TRAVAIL DEMANDÉ
Selon l'arrêt de la cour d'appel de Grenoble, à quelle date le véhicule Peugeot 208 a-t-il été livré ?

PASSAGE DU TEXTE
- - - - -

CA Grenoble, 1re ch., 28 février 2023, n° 21/00756
GRENOBLE
Arrêt
Confirmation
PARTIES
Demandeur :
Automobiles Peugeot (SA)
Défendeur :
Société Industrielle Et Commerciale Du Matériel Automobile (SAS)
COMPOSITION DE LA JURIDICTION
Président :
Mme Clerc
Conseillers :
Mme Blatry, Mme Lamoine
Avocats :
Me Detroyat, Me Luiset, Me Mayol, Me Reboul
RAPPEL DES FAITS ET DE LA PROCÉDURE
Selon bon de commande en date du 12 septembre 2017, M. [Z] [N] a commandé auprès de la SAS Société Industrielle et Commerciale du Matériel Automobile - SICMA -, concessionnaire de la marque PEUGEOT, un véhicule neuf Peugeot 208 "1,2 Pure Tech 110 EAT6" essence d'une puissance fiscale de 5 CV pour le prix de 19 881,16 € moyennant la reprise de son véhicule Renault Clio.
Le véhicule a été livré le 29 septembre 2017.
Par lettre recommandée du 27 novembre 2017, M. [N] s'est plaint auprès de la société SICMA d'une consommation excessive en carburant par rapport à son attente, à son budget, et à son ancien véhicule diesel repris à l'occasion de la vente. Il demandait à la société SICMA de remplacer le véhicule vendu par un véhicule diesel sans frais supplémentaires.

- - - - -

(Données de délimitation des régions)
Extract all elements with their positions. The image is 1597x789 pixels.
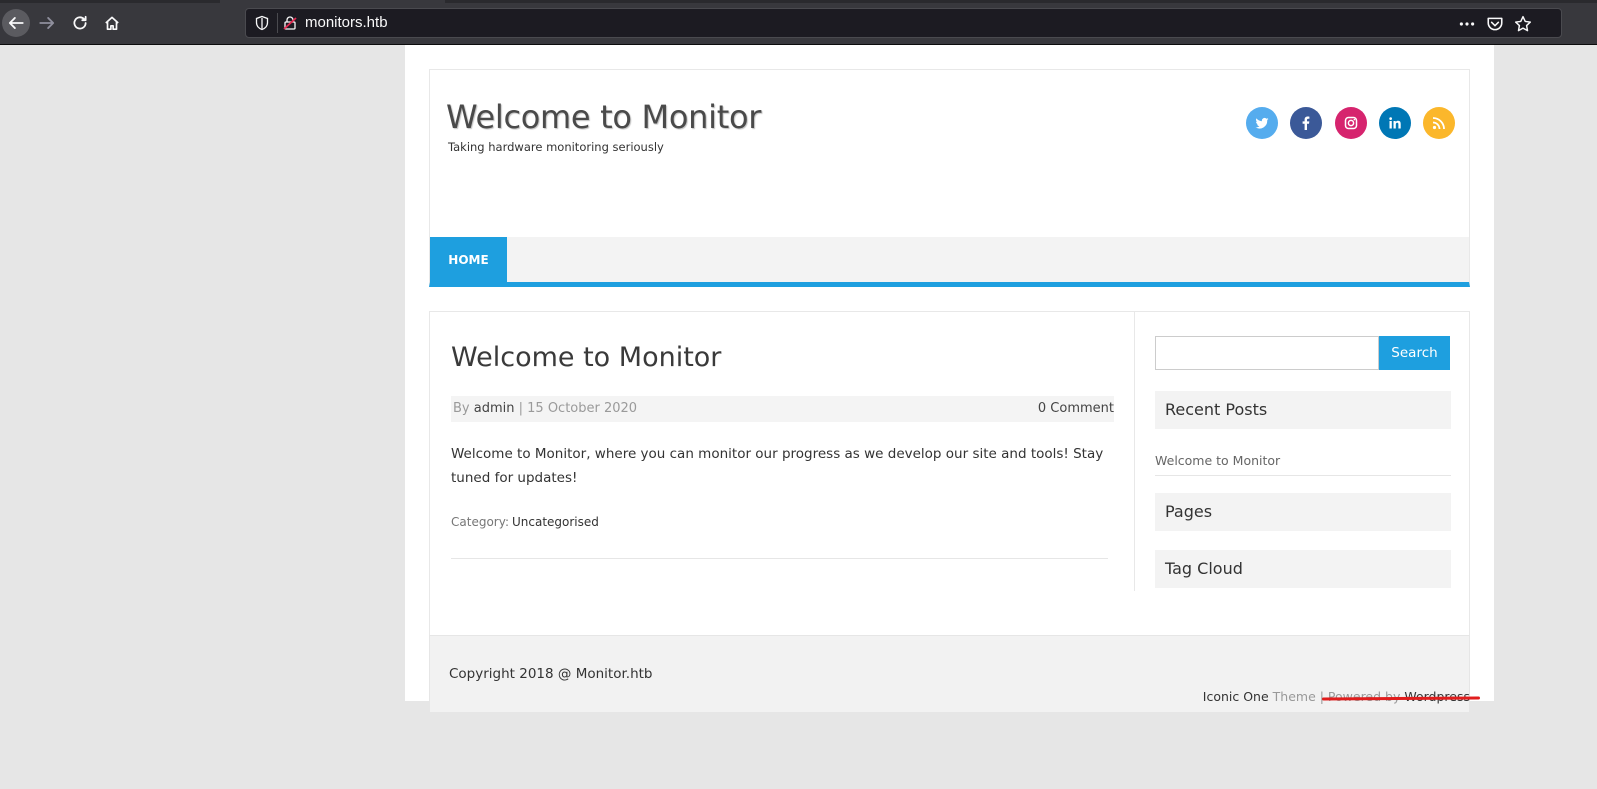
browser-toolbar: monitors.htb xyxy=(0,0,1597,45)
category-label: Category: xyxy=(451,515,509,529)
search-input[interactable] xyxy=(1155,336,1379,370)
instagram-icon xyxy=(1344,116,1358,130)
post-comments-link[interactable]: 0 Comment xyxy=(1038,396,1114,422)
category-link[interactable]: Uncategorised xyxy=(512,515,599,529)
post-by-label: By xyxy=(453,401,470,416)
post-byline: By admin | 15 October 2020 xyxy=(453,396,637,422)
shield-icon[interactable] xyxy=(254,15,270,31)
post-article: Welcome to Monitor By admin | 15 October… xyxy=(430,312,1135,591)
twitter-link[interactable] xyxy=(1246,107,1278,139)
facebook-link[interactable] xyxy=(1290,107,1322,139)
widget-title-recent-posts: Recent Posts xyxy=(1155,391,1451,429)
reload-icon xyxy=(73,15,87,30)
tab-strip xyxy=(0,0,220,3)
arrow-left-icon xyxy=(8,17,24,29)
recent-post-link[interactable]: Welcome to Monitor xyxy=(1155,453,1451,476)
reload-button[interactable] xyxy=(66,9,94,37)
twitter-icon xyxy=(1255,117,1269,129)
post-author-link[interactable]: admin xyxy=(474,401,515,416)
post-date: | 15 October 2020 xyxy=(514,401,638,416)
url-divider xyxy=(277,13,278,33)
page-container: Welcome to Monitor Taking hardware monit… xyxy=(405,45,1494,713)
tab-strip xyxy=(445,0,1597,3)
main-navigation: HOME xyxy=(429,237,1470,287)
linkedin-link[interactable] xyxy=(1379,107,1411,139)
url-text[interactable]: monitors.htb xyxy=(305,14,388,31)
widget-title-tag-cloud: Tag Cloud xyxy=(1155,550,1451,588)
rss-icon xyxy=(1432,117,1445,130)
more-actions-icon[interactable] xyxy=(1458,15,1476,33)
copyright-text: Copyright 2018 @ Monitor.htb xyxy=(449,666,653,682)
content-area: Welcome to Monitor By admin | 15 October… xyxy=(429,311,1470,639)
rss-link[interactable] xyxy=(1423,107,1455,139)
site-title[interactable]: Welcome to Monitor xyxy=(446,98,761,136)
widget-title-pages: Pages xyxy=(1155,493,1451,531)
home-icon xyxy=(105,16,119,31)
post-meta: By admin | 15 October 2020 0 Comment xyxy=(451,396,1114,422)
post-title[interactable]: Welcome to Monitor xyxy=(451,342,721,373)
forward-button[interactable] xyxy=(33,9,61,37)
facebook-icon xyxy=(1302,116,1310,130)
theme-link[interactable]: Iconic One xyxy=(1203,689,1269,704)
linkedin-icon xyxy=(1389,117,1401,129)
site-tagline: Taking hardware monitoring seriously xyxy=(448,140,664,154)
back-button[interactable] xyxy=(2,9,30,37)
url-bar[interactable]: monitors.htb xyxy=(245,8,1562,38)
site-wrapper: Welcome to Monitor Taking hardware monit… xyxy=(429,69,1470,713)
site-header: Welcome to Monitor Taking hardware monit… xyxy=(429,69,1470,237)
search-button[interactable]: Search xyxy=(1379,336,1450,370)
instagram-link[interactable] xyxy=(1335,107,1367,139)
post-content: Welcome to Monitor, where you can monito… xyxy=(451,446,1104,486)
post-divider xyxy=(451,558,1108,559)
bookmark-star-icon[interactable] xyxy=(1514,15,1532,33)
pocket-icon[interactable] xyxy=(1486,15,1504,33)
insecure-lock-icon[interactable] xyxy=(282,15,298,31)
post-category: Category: Uncategorised xyxy=(451,515,599,529)
arrow-right-icon xyxy=(39,17,55,29)
home-button[interactable] xyxy=(98,9,126,37)
nav-item-home[interactable]: HOME xyxy=(430,237,507,282)
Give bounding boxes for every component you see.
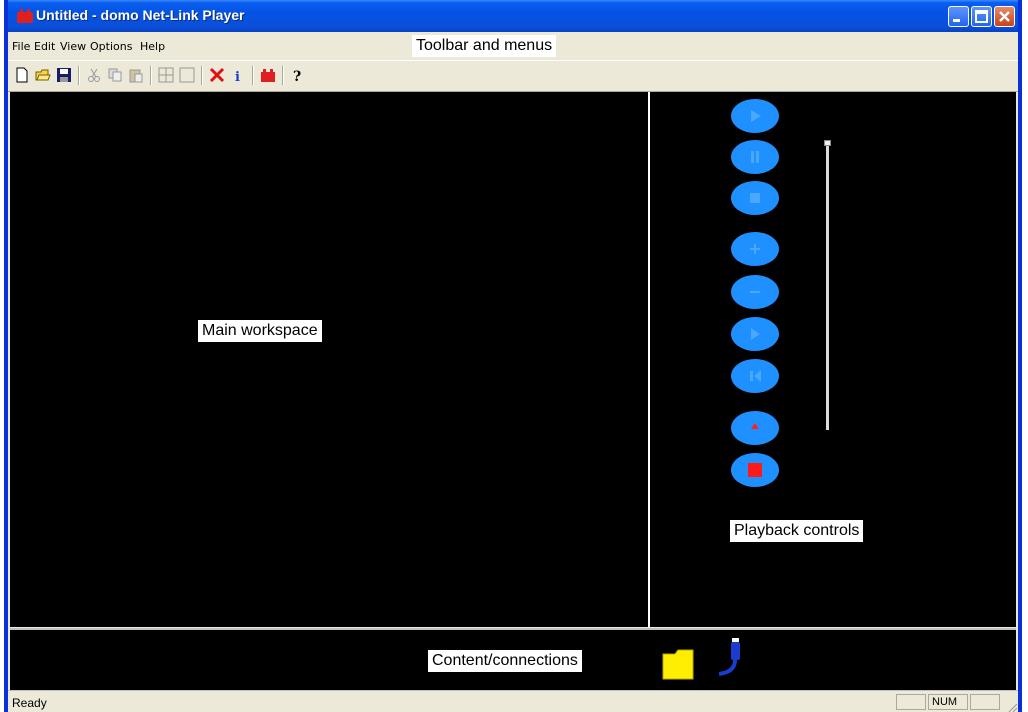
plus-icon [750,244,760,254]
menu-options[interactable]: Options [90,40,132,53]
play-button[interactable] [731,99,779,133]
close-icon [999,11,1010,22]
new-icon [16,67,28,83]
menu-help[interactable]: Help [140,40,165,53]
title-bar[interactable]: Untitled - domo Net-Link Player [8,0,1018,32]
delete-button[interactable] [207,65,227,85]
open-icon [35,69,51,81]
record-stop-button[interactable] [731,453,779,487]
menu-file[interactable]: File [12,40,30,53]
record-button[interactable] [258,65,278,85]
info-icon: i [235,70,240,83]
cut-button[interactable] [84,65,104,85]
status-text: Ready [12,696,47,710]
maximize-icon [975,10,988,23]
volume-down-button[interactable] [731,275,779,309]
volume-slider-track[interactable] [826,144,829,430]
toolbar-separator [282,66,284,85]
record-icon [261,69,275,82]
main-workspace-label: Main workspace [198,320,322,342]
help-button[interactable]: ? [288,65,308,85]
app-icon [17,9,33,23]
up-button[interactable] [731,411,779,445]
resize-grip-icon[interactable] [1006,701,1018,712]
copy-button[interactable] [105,65,125,85]
playback-control-pane: Playback controls [650,92,1016,627]
help-icon: ? [293,69,301,83]
forward-icon [751,328,760,340]
status-panel-num: NUM [928,694,968,710]
blank-button[interactable] [177,65,197,85]
menu-view[interactable]: View [60,40,86,53]
paste-icon [129,69,143,83]
info-button[interactable]: i [228,65,248,85]
grid-button[interactable] [156,65,176,85]
toolbar-separator [78,66,80,85]
toolbar-separator [201,66,203,85]
record-stop-icon [748,463,762,477]
close-button[interactable] [994,6,1015,27]
volume-up-button[interactable] [731,232,779,266]
delete-icon [209,67,225,83]
open-button[interactable] [33,65,53,85]
content-connections-pane: Content/connections [10,628,1016,690]
blank-icon [179,67,195,83]
svg-text:i: i [235,70,240,83]
pause-icon [751,151,759,163]
toolbar: i ? [8,60,1018,92]
application-window: Untitled - domo Net-Link Player File Edi… [4,0,1022,712]
cut-icon [88,68,100,82]
rewind-icon [750,370,761,382]
pause-button[interactable] [731,140,779,174]
save-icon [57,68,71,82]
menu-edit[interactable]: Edit [34,40,55,53]
status-panel-scroll [970,694,1000,710]
toolbar-menus-label: Toolbar and menus [412,35,557,57]
playback-controls-label: Playback controls [730,520,864,542]
toolbar-separator [252,66,254,85]
forward-button[interactable] [731,317,779,351]
save-button[interactable] [54,65,74,85]
rewind-button[interactable] [731,359,779,393]
minus-icon [750,291,760,293]
up-arrow-icon [751,423,759,429]
stop-button[interactable] [731,181,779,215]
status-bar: Ready NUM [8,690,1018,712]
grid-icon [158,67,174,83]
folder-button[interactable] [662,648,698,680]
maximize-button[interactable] [971,6,992,27]
toolbar-separator [150,66,152,85]
svg-text:?: ? [293,69,301,83]
minimize-icon [953,19,960,22]
volume-slider-thumb[interactable] [824,140,831,146]
status-panel-caps [896,694,926,710]
play-icon [751,110,761,122]
new-button[interactable] [12,65,32,85]
minimize-button[interactable] [948,6,969,27]
folder-icon [662,649,694,680]
main-workspace[interactable] [10,92,650,627]
content-connections-label: Content/connections [428,650,582,672]
stop-icon [750,193,760,203]
window-title: Untitled - domo Net-Link Player [36,7,245,23]
copy-icon [108,68,122,82]
connection-button[interactable] [715,636,743,680]
network-cable-icon [718,638,740,676]
paste-button[interactable] [126,65,146,85]
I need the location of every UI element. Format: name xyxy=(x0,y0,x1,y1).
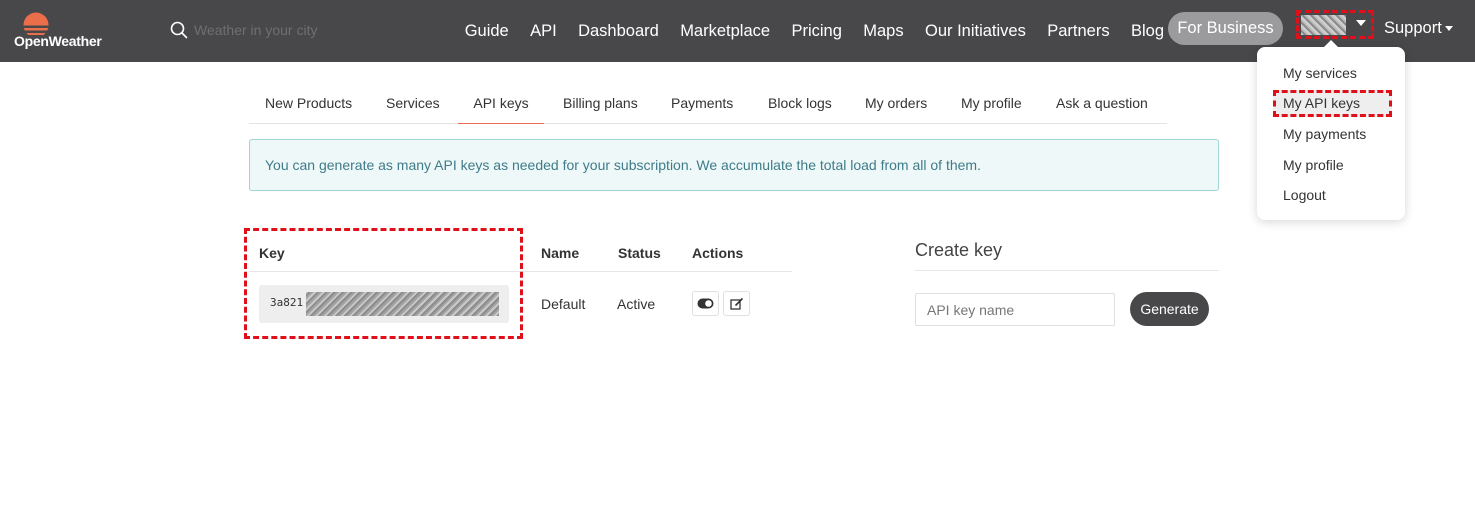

- - - - -

RÉPONSE CI-DESSOUS
Le 29 septembre 2017.